◆ Prompt ◆
Reproduce the data exactly.

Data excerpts
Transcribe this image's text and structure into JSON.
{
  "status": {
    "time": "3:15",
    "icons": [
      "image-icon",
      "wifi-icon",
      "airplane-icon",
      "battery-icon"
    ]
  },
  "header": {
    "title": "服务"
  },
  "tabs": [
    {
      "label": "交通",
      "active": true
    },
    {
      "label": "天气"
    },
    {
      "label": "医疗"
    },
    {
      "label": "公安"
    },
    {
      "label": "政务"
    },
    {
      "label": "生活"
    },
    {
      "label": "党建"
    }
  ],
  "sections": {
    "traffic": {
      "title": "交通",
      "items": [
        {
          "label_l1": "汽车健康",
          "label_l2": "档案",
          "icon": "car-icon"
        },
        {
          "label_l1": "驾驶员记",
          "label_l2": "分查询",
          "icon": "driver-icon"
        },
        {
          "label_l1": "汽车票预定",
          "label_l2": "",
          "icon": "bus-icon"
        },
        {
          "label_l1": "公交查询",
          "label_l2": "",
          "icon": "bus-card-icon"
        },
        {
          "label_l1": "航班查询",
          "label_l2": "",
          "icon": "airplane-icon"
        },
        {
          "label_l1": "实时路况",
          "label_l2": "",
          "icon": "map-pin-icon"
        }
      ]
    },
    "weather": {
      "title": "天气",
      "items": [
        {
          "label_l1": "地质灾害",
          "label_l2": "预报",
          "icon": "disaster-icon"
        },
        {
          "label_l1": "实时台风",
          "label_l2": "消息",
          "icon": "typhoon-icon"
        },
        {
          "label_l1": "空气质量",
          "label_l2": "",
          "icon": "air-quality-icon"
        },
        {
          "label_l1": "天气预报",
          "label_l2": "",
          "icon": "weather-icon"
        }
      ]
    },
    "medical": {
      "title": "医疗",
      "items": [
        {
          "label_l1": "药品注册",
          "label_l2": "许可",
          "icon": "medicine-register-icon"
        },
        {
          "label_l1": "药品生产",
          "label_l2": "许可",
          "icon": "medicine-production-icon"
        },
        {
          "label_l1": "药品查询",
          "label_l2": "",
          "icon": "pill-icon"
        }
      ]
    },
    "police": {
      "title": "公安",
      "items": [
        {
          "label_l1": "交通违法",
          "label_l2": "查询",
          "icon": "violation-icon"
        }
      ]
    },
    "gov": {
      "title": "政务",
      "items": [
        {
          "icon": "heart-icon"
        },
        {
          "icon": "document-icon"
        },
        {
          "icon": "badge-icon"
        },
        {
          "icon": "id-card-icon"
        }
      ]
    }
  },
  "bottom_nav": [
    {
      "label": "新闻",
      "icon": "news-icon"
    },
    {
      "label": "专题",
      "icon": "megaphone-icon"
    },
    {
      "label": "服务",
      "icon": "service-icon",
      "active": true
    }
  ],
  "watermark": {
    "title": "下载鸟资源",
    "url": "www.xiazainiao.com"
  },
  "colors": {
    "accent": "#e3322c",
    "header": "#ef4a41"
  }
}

◆ Full response ◆
Transcribe this image's text and structure into JSON.
{
  "status": {
    "time": "3:15",
    "icons": [
      "image-icon",
      "wifi-icon",
      "airplane-icon",
      "battery-icon"
    ]
  },
  "header": {
    "title": "服务"
  },
  "tabs": [
    {
      "label": "交通",
      "active": true
    },
    {
      "label": "天气"
    },
    {
      "label": "医疗"
    },
    {
      "label": "公安"
    },
    {
      "label": "政务"
    },
    {
      "label": "生活"
    },
    {
      "label": "党建"
    }
  ],
  "sections": {
    "traffic": {
      "title": "交通",
      "items": [
        {
          "label_l1": "汽车健康",
          "label_l2": "档案",
          "icon": "car-icon"
        },
        {
          "label_l1": "驾驶员记",
          "label_l2": "分查询",
          "icon": "driver-icon"
        },
        {
          "label_l1": "汽车票预定",
          "label_l2": "",
          "icon": "bus-icon"
        },
        {
          "label_l1": "公交查询",
          "label_l2": "",
          "icon": "bus-card-icon"
        },
        {
          "label_l1": "航班查询",
          "label_l2": "",
          "icon": "airplane-icon"
        },
        {
          "label_l1": "实时路况",
          "label_l2": "",
          "icon": "map-pin-icon"
        }
      ]
    },
    "weather": {
      "title": "天气",
      "items": [
        {
          "label_l1": "地质灾害",
          "label_l2": "预报",
          "icon": "disaster-icon"
        },
        {
          "label_l1": "实时台风",
          "label_l2": "消息",
          "icon": "typhoon-icon"
        },
        {
          "label_l1": "空气质量",
          "label_l2": "",
          "icon": "air-quality-icon"
        },
        {
          "label_l1": "天气预报",
          "label_l2": "",
          "icon": "weather-icon"
        }
      ]
    },
    "medical": {
      "title": "医疗",
      "items": [
        {
          "label_l1": "药品注册",
          "label_l2": "许可",
          "icon": "medicine-register-icon"
        },
        {
          "label_l1": "药品生产",
          "label_l2": "许可",
          "icon": "medicine-production-icon"
        },
        {
          "label_l1": "药品查询",
          "label_l2": "",
          "icon": "pill-icon"
        }
      ]
    },
    "police": {
      "title": "公安",
      "items": [
        {
          "label_l1": "交通违法",
          "label_l2": "查询",
          "icon": "violation-icon"
        }
      ]
    },
    "gov": {
      "title": "政务",
      "items": [
        {
          "icon": "heart-icon"
        },
        {
          "icon": "document-icon"
        },
        {
          "icon": "badge-icon"
        },
        {
          "icon": "id-card-icon"
        }
      ]
    }
  },
  "bottom_nav": [
    {
      "label": "新闻",
      "icon": "news-icon"
    },
    {
      "label": "专题",
      "icon": "megaphone-icon"
    },
    {
      "label": "服务",
      "icon": "service-icon",
      "active": true
    }
  ],
  "watermark": {
    "title": "下载鸟资源",
    "url": "www.xiazainiao.com"
  },
  "colors": {
    "accent": "#e3322c",
    "header": "#ef4a41"
  }
}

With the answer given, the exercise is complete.